* ENTRIES PROVIDED
--- Start ---
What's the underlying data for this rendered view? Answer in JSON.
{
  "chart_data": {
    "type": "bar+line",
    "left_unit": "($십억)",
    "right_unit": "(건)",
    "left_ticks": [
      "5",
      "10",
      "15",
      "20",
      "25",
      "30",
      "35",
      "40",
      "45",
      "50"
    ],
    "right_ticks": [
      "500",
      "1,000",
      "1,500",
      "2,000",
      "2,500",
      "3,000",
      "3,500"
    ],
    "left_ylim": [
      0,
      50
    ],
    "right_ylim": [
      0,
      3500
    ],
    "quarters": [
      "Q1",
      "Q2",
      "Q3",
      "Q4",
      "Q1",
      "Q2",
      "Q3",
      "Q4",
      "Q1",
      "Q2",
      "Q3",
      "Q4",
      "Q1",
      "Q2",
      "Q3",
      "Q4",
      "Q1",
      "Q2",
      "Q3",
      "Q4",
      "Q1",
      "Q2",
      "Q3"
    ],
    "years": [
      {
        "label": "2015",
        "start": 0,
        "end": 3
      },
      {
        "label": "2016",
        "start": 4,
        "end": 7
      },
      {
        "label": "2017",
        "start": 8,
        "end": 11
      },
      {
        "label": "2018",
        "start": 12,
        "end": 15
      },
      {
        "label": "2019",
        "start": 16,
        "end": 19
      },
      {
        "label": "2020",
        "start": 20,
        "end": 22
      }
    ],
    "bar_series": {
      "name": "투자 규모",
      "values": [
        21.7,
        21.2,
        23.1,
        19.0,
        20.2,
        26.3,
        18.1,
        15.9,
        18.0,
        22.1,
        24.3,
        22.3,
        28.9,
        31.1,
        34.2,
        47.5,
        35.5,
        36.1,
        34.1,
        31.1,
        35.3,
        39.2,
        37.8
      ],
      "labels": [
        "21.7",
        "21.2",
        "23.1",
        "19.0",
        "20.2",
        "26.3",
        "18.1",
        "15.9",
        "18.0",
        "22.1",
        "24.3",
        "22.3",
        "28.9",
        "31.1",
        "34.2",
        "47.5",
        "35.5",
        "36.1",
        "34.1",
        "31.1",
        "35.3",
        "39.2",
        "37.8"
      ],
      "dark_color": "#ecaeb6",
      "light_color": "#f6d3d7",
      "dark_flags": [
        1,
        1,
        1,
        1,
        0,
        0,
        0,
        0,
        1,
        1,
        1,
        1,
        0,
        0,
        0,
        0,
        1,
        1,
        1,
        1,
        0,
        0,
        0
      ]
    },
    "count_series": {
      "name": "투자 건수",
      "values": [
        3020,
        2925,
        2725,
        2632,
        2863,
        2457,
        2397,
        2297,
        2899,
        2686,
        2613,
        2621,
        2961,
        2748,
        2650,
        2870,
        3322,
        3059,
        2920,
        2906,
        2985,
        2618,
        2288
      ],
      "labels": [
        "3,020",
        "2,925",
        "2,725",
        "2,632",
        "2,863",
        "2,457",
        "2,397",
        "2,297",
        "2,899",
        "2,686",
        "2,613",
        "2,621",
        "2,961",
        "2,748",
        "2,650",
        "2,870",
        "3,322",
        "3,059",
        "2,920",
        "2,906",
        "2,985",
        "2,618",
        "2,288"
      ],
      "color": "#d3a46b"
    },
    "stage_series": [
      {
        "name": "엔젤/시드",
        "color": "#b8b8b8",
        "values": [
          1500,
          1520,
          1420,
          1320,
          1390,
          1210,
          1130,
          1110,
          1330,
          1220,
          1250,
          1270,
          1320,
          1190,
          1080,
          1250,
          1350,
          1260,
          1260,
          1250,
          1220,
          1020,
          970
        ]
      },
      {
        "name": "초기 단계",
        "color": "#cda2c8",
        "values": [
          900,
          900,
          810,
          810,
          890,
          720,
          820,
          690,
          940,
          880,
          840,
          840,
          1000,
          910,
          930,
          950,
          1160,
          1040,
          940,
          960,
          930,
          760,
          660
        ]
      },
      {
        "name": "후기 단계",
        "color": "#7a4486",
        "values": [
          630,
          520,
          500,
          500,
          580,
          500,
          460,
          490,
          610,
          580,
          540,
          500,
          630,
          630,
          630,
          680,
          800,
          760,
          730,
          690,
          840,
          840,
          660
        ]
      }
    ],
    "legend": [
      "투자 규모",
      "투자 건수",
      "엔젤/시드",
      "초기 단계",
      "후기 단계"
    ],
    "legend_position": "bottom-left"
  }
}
--- End ---
Please reproduce the entire listing, exactly as shown.

* RESPONSE BELOW
What's the underlying data for this rendered view? Answer in JSON.
{
  "chart_data": {
    "type": "bar+line",
    "left_unit": "($십억)",
    "right_unit": "(건)",
    "left_ticks": [
      "5",
      "10",
      "15",
      "20",
      "25",
      "30",
      "35",
      "40",
      "45",
      "50"
    ],
    "right_ticks": [
      "500",
      "1,000",
      "1,500",
      "2,000",
      "2,500",
      "3,000",
      "3,500"
    ],
    "left_ylim": [
      0,
      50
    ],
    "right_ylim": [
      0,
      3500
    ],
    "quarters": [
      "Q1",
      "Q2",
      "Q3",
      "Q4",
      "Q1",
      "Q2",
      "Q3",
      "Q4",
      "Q1",
      "Q2",
      "Q3",
      "Q4",
      "Q1",
      "Q2",
      "Q3",
      "Q4",
      "Q1",
      "Q2",
      "Q3",
      "Q4",
      "Q1",
      "Q2",
      "Q3"
    ],
    "years": [
      {
        "label": "2015",
        "start": 0,
        "end": 3
      },
      {
        "label": "2016",
        "start": 4,
        "end": 7
      },
      {
        "label": "2017",
        "start": 8,
        "end": 11
      },
      {
        "label": "2018",
        "start": 12,
        "end": 15
      },
      {
        "label": "2019",
        "start": 16,
        "end": 19
      },
      {
        "label": "2020",
        "start": 20,
        "end": 22
      }
    ],
    "bar_series": {
      "name": "투자 규모",
      "values": [
        21.7,
        21.2,
        23.1,
        19.0,
        20.2,
        26.3,
        18.1,
        15.9,
        18.0,
        22.1,
        24.3,
        22.3,
        28.9,
        31.1,
        34.2,
        47.5,
        35.5,
        36.1,
        34.1,
        31.1,
        35.3,
        39.2,
        37.8
      ],
      "labels": [
        "21.7",
        "21.2",
        "23.1",
        "19.0",
        "20.2",
        "26.3",
        "18.1",
        "15.9",
        "18.0",
        "22.1",
        "24.3",
        "22.3",
        "28.9",
        "31.1",
        "34.2",
        "47.5",
        "35.5",
        "36.1",
        "34.1",
        "31.1",
        "35.3",
        "39.2",
        "37.8"
      ],
      "dark_color": "#ecaeb6",
      "light_color": "#f6d3d7",
      "dark_flags": [
        1,
        1,
        1,
        1,
        0,
        0,
        0,
        0,
        1,
        1,
        1,
        1,
        0,
        0,
        0,
        0,
        1,
        1,
        1,
        1,
        0,
        0,
        0
      ]
    },
    "count_series": {
      "name": "투자 건수",
      "values": [
        3020,
        2925,
        2725,
        2632,
        2863,
        2457,
        2397,
        2297,
        2899,
        2686,
        2613,
        2621,
        2961,
        2748,
        2650,
        2870,
        3322,
        3059,
        2920,
        2906,
        2985,
        2618,
        2288
      ],
      "labels": [
        "3,020",
        "2,925",
        "2,725",
        "2,632",
        "2,863",
        "2,457",
        "2,397",
        "2,297",
        "2,899",
        "2,686",
        "2,613",
        "2,621",
        "2,961",
        "2,748",
        "2,650",
        "2,870",
        "3,322",
        "3,059",
        "2,920",
        "2,906",
        "2,985",
        "2,618",
        "2,288"
      ],
      "color": "#d3a46b"
    },
    "stage_series": [
      {
        "name": "엔젤/시드",
        "color": "#b8b8b8",
        "values": [
          1500,
          1520,
          1420,
          1320,
          1390,
          1210,
          1130,
          1110,
          1330,
          1220,
          1250,
          1270,
          1320,
          1190,
          1080,
          1250,
          1350,
          1260,
          1260,
          1250,
          1220,
          1020,
          970
        ]
      },
      {
        "name": "초기 단계",
        "color": "#cda2c8",
        "values": [
          900,
          900,
          810,
          810,
          890,
          720,
          820,
          690,
          940,
          880,
          840,
          840,
          1000,
          910,
          930,
          950,
          1160,
          1040,
          940,
          960,
          930,
          760,
          660
        ]
      },
      {
        "name": "후기 단계",
        "color": "#7a4486",
        "values": [
          630,
          520,
          500,
          500,
          580,
          500,
          460,
          490,
          610,
          580,
          540,
          500,
          630,
          630,
          630,
          680,
          800,
          760,
          730,
          690,
          840,
          840,
          660
        ]
      }
    ],
    "legend": [
      "투자 규모",
      "투자 건수",
      "엔젤/시드",
      "초기 단계",
      "후기 단계"
    ],
    "legend_position": "bottom-left"
  }
}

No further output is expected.